- What is asked -
Please copy out the material below word for word, every line of it.

Data items:
☆ ☆ ☆ ☆ ☆

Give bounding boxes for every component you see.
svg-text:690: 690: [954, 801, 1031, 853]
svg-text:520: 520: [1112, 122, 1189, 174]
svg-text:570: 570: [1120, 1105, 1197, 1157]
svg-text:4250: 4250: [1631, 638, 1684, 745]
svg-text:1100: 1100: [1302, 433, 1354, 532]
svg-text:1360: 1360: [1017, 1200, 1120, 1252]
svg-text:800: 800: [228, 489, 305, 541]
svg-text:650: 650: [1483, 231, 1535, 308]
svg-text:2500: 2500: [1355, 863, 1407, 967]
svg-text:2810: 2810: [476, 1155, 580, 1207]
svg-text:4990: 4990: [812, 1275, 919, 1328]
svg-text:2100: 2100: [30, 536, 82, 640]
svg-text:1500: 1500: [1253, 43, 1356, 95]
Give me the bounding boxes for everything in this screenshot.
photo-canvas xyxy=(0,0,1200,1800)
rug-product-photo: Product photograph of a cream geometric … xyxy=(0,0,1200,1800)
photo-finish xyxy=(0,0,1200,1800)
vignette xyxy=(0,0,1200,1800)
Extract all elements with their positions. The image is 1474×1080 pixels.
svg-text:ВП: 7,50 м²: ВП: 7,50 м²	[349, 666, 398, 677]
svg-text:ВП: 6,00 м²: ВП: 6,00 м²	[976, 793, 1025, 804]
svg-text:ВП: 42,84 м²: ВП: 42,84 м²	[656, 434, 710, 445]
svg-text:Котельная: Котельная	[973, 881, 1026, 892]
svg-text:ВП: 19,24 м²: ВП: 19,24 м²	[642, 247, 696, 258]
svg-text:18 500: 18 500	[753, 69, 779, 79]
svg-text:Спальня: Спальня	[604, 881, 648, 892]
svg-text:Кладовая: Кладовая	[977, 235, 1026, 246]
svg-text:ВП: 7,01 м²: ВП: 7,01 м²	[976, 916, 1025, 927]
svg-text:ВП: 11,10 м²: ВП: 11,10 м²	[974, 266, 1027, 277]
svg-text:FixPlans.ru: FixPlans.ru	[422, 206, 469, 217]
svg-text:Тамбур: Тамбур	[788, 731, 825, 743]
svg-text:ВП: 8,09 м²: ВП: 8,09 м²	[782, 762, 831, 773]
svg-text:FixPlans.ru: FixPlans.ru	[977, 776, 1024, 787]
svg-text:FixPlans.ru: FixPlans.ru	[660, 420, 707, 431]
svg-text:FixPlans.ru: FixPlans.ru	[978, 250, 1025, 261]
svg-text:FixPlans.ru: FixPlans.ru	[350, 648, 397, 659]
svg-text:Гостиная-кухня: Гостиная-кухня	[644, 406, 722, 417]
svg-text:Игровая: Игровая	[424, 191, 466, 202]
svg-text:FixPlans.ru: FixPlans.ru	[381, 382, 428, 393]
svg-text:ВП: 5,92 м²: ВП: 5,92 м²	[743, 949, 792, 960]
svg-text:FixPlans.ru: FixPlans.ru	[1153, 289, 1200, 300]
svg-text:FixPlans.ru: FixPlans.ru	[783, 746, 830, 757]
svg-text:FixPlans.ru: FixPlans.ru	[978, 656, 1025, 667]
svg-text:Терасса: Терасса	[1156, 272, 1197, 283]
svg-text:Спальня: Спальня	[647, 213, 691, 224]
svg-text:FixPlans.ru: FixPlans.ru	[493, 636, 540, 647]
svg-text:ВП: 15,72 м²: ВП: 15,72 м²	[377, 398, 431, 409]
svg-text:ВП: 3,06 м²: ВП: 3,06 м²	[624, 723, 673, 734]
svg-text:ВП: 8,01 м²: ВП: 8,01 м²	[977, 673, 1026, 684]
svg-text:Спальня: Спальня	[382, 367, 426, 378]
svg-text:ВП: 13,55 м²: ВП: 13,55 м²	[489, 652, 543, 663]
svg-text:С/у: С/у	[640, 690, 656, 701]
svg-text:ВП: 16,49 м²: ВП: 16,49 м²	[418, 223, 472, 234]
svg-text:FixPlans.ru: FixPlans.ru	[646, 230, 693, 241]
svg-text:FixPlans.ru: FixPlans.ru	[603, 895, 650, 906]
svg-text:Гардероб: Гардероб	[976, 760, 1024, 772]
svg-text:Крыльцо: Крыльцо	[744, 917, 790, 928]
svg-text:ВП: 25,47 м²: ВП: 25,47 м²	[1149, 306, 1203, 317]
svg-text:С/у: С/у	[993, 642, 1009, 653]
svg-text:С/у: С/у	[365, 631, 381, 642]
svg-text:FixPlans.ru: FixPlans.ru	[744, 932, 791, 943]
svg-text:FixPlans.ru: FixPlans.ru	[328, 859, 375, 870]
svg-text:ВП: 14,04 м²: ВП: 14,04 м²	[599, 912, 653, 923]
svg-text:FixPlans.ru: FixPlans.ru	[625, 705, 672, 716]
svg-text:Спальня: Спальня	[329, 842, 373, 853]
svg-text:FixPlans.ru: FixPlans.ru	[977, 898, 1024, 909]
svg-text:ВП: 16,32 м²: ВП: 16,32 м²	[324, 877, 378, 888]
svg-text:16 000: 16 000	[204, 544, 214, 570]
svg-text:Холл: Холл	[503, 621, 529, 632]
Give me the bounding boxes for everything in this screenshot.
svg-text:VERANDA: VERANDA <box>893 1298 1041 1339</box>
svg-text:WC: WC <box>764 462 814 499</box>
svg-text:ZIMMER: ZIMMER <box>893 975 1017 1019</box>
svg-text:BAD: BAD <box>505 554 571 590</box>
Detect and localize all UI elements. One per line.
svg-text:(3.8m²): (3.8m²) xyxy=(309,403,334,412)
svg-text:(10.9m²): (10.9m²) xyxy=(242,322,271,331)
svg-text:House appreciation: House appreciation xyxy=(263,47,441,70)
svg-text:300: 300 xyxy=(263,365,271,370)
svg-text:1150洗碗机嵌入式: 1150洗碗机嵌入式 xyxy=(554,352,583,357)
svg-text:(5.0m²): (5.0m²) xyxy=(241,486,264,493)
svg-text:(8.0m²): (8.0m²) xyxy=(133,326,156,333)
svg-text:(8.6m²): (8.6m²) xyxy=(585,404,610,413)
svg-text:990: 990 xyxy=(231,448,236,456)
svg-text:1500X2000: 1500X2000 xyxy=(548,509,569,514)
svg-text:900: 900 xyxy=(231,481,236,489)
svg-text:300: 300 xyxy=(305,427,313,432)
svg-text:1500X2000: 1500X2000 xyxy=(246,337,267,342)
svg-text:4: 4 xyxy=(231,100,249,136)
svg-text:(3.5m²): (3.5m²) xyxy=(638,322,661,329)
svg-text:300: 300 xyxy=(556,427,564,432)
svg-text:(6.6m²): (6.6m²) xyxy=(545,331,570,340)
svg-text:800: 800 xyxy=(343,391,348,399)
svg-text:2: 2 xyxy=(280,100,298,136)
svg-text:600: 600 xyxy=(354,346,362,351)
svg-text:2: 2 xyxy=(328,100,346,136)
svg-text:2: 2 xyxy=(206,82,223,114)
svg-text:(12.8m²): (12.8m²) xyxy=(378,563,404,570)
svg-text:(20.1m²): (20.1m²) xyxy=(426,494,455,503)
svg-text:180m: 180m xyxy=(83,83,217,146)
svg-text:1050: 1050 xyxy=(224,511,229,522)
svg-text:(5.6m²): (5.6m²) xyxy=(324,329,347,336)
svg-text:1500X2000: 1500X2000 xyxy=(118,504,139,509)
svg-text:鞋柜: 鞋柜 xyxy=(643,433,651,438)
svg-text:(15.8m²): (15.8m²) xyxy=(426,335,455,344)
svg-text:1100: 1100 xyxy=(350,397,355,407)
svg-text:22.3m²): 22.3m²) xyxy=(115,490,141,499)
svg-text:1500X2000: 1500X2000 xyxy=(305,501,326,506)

☆ ☆ ☆ ☆ ☆

- Result for this exercise -
Give bounding boxes for every component you see.
svg-text:690: 690: [954, 801, 1031, 853]
svg-text:520: 520: [1112, 122, 1189, 174]
svg-text:570: 570: [1120, 1105, 1197, 1157]
svg-text:4250: 4250: [1631, 638, 1684, 745]
svg-text:1100: 1100: [1302, 433, 1354, 532]
svg-text:1360: 1360: [1017, 1200, 1120, 1252]
svg-text:800: 800: [228, 489, 305, 541]
svg-text:650: 650: [1483, 231, 1535, 308]
svg-text:2500: 2500: [1355, 863, 1407, 967]
svg-text:2810: 2810: [476, 1155, 580, 1207]
svg-text:4990: 4990: [812, 1275, 919, 1328]
svg-text:2100: 2100: [30, 536, 82, 640]
svg-text:1500: 1500: [1253, 43, 1356, 95]
Give me the bounding boxes for everything in this screenshot.
photo-canvas xyxy=(0,0,1200,1800)
rug-product-photo: Product photograph of a cream geometric … xyxy=(0,0,1200,1800)
photo-finish xyxy=(0,0,1200,1800)
vignette xyxy=(0,0,1200,1800)
Extract all elements with their positions. The image is 1474×1080 pixels.
svg-text:ВП: 7,50 м²: ВП: 7,50 м²	[349, 666, 398, 677]
svg-text:ВП: 6,00 м²: ВП: 6,00 м²	[976, 793, 1025, 804]
svg-text:ВП: 42,84 м²: ВП: 42,84 м²	[656, 434, 710, 445]
svg-text:Котельная: Котельная	[973, 881, 1026, 892]
svg-text:ВП: 19,24 м²: ВП: 19,24 м²	[642, 247, 696, 258]
svg-text:18 500: 18 500	[753, 69, 779, 79]
svg-text:Спальня: Спальня	[604, 881, 648, 892]
svg-text:Кладовая: Кладовая	[977, 235, 1026, 246]
svg-text:ВП: 7,01 м²: ВП: 7,01 м²	[976, 916, 1025, 927]
svg-text:ВП: 11,10 м²: ВП: 11,10 м²	[974, 266, 1027, 277]
svg-text:FixPlans.ru: FixPlans.ru	[422, 206, 469, 217]
svg-text:Тамбур: Тамбур	[788, 731, 825, 743]
svg-text:ВП: 8,09 м²: ВП: 8,09 м²	[782, 762, 831, 773]
svg-text:FixPlans.ru: FixPlans.ru	[977, 776, 1024, 787]
svg-text:FixPlans.ru: FixPlans.ru	[660, 420, 707, 431]
svg-text:FixPlans.ru: FixPlans.ru	[978, 250, 1025, 261]
svg-text:FixPlans.ru: FixPlans.ru	[350, 648, 397, 659]
svg-text:Гостиная-кухня: Гостиная-кухня	[644, 406, 722, 417]
svg-text:Игровая: Игровая	[424, 191, 466, 202]
svg-text:FixPlans.ru: FixPlans.ru	[381, 382, 428, 393]
svg-text:ВП: 5,92 м²: ВП: 5,92 м²	[743, 949, 792, 960]
svg-text:FixPlans.ru: FixPlans.ru	[1153, 289, 1200, 300]
svg-text:FixPlans.ru: FixPlans.ru	[783, 746, 830, 757]
svg-text:FixPlans.ru: FixPlans.ru	[978, 656, 1025, 667]
svg-text:Терасса: Терасса	[1156, 272, 1197, 283]
svg-text:Спальня: Спальня	[647, 213, 691, 224]
svg-text:FixPlans.ru: FixPlans.ru	[493, 636, 540, 647]
svg-text:ВП: 15,72 м²: ВП: 15,72 м²	[377, 398, 431, 409]
svg-text:ВП: 3,06 м²: ВП: 3,06 м²	[624, 723, 673, 734]
svg-text:ВП: 8,01 м²: ВП: 8,01 м²	[977, 673, 1026, 684]
svg-text:Спальня: Спальня	[382, 367, 426, 378]
svg-text:ВП: 13,55 м²: ВП: 13,55 м²	[489, 652, 543, 663]
svg-text:С/у: С/у	[640, 690, 656, 701]
svg-text:ВП: 16,49 м²: ВП: 16,49 м²	[418, 223, 472, 234]
svg-text:FixPlans.ru: FixPlans.ru	[646, 230, 693, 241]
svg-text:FixPlans.ru: FixPlans.ru	[603, 895, 650, 906]
svg-text:Гардероб: Гардероб	[976, 760, 1024, 772]
svg-text:Крыльцо: Крыльцо	[744, 917, 790, 928]
svg-text:ВП: 25,47 м²: ВП: 25,47 м²	[1149, 306, 1203, 317]
svg-text:С/у: С/у	[993, 642, 1009, 653]
svg-text:С/у: С/у	[365, 631, 381, 642]
svg-text:FixPlans.ru: FixPlans.ru	[744, 932, 791, 943]
svg-text:FixPlans.ru: FixPlans.ru	[328, 859, 375, 870]
svg-text:ВП: 14,04 м²: ВП: 14,04 м²	[599, 912, 653, 923]
svg-text:FixPlans.ru: FixPlans.ru	[625, 705, 672, 716]
svg-text:Спальня: Спальня	[329, 842, 373, 853]
svg-text:FixPlans.ru: FixPlans.ru	[977, 898, 1024, 909]
svg-text:ВП: 16,32 м²: ВП: 16,32 м²	[324, 877, 378, 888]
svg-text:16 000: 16 000	[204, 544, 214, 570]
svg-text:Холл: Холл	[503, 621, 529, 632]
Give me the bounding boxes for everything in this screenshot.
svg-text:VERANDA: VERANDA <box>893 1298 1041 1339</box>
svg-text:WC: WC <box>764 462 814 499</box>
svg-text:ZIMMER: ZIMMER <box>893 975 1017 1019</box>
svg-text:BAD: BAD <box>505 554 571 590</box>
Detect and localize all UI elements. One per line.
svg-text:(3.8m²): (3.8m²) xyxy=(309,403,334,412)
svg-text:(10.9m²): (10.9m²) xyxy=(242,322,271,331)
svg-text:House appreciation: House appreciation xyxy=(263,47,441,70)
svg-text:300: 300 xyxy=(263,365,271,370)
svg-text:1150洗碗机嵌入式: 1150洗碗机嵌入式 xyxy=(554,352,583,357)
svg-text:(5.0m²): (5.0m²) xyxy=(241,486,264,493)
svg-text:(8.0m²): (8.0m²) xyxy=(133,326,156,333)
svg-text:(8.6m²): (8.6m²) xyxy=(585,404,610,413)
svg-text:990: 990 xyxy=(231,448,236,456)
svg-text:1500X2000: 1500X2000 xyxy=(548,509,569,514)
svg-text:900: 900 xyxy=(231,481,236,489)
svg-text:300: 300 xyxy=(305,427,313,432)
svg-text:1500X2000: 1500X2000 xyxy=(246,337,267,342)
svg-text:4: 4 xyxy=(231,100,249,136)
svg-text:(3.5m²): (3.5m²) xyxy=(638,322,661,329)
svg-text:300: 300 xyxy=(556,427,564,432)
svg-text:(6.6m²): (6.6m²) xyxy=(545,331,570,340)
svg-text:800: 800 xyxy=(343,391,348,399)
svg-text:2: 2 xyxy=(280,100,298,136)
svg-text:600: 600 xyxy=(354,346,362,351)
svg-text:2: 2 xyxy=(328,100,346,136)
svg-text:2: 2 xyxy=(206,82,223,114)
svg-text:(12.8m²): (12.8m²) xyxy=(378,563,404,570)
svg-text:(20.1m²): (20.1m²) xyxy=(426,494,455,503)
svg-text:180m: 180m xyxy=(83,83,217,146)
svg-text:1050: 1050 xyxy=(224,511,229,522)
svg-text:(5.6m²): (5.6m²) xyxy=(324,329,347,336)
svg-text:1500X2000: 1500X2000 xyxy=(118,504,139,509)
svg-text:鞋柜: 鞋柜 xyxy=(643,433,651,438)
svg-text:(15.8m²): (15.8m²) xyxy=(426,335,455,344)
svg-text:1100: 1100 xyxy=(350,397,355,407)
svg-text:22.3m²): 22.3m²) xyxy=(115,490,141,499)
svg-text:1500X2000: 1500X2000 xyxy=(305,501,326,506)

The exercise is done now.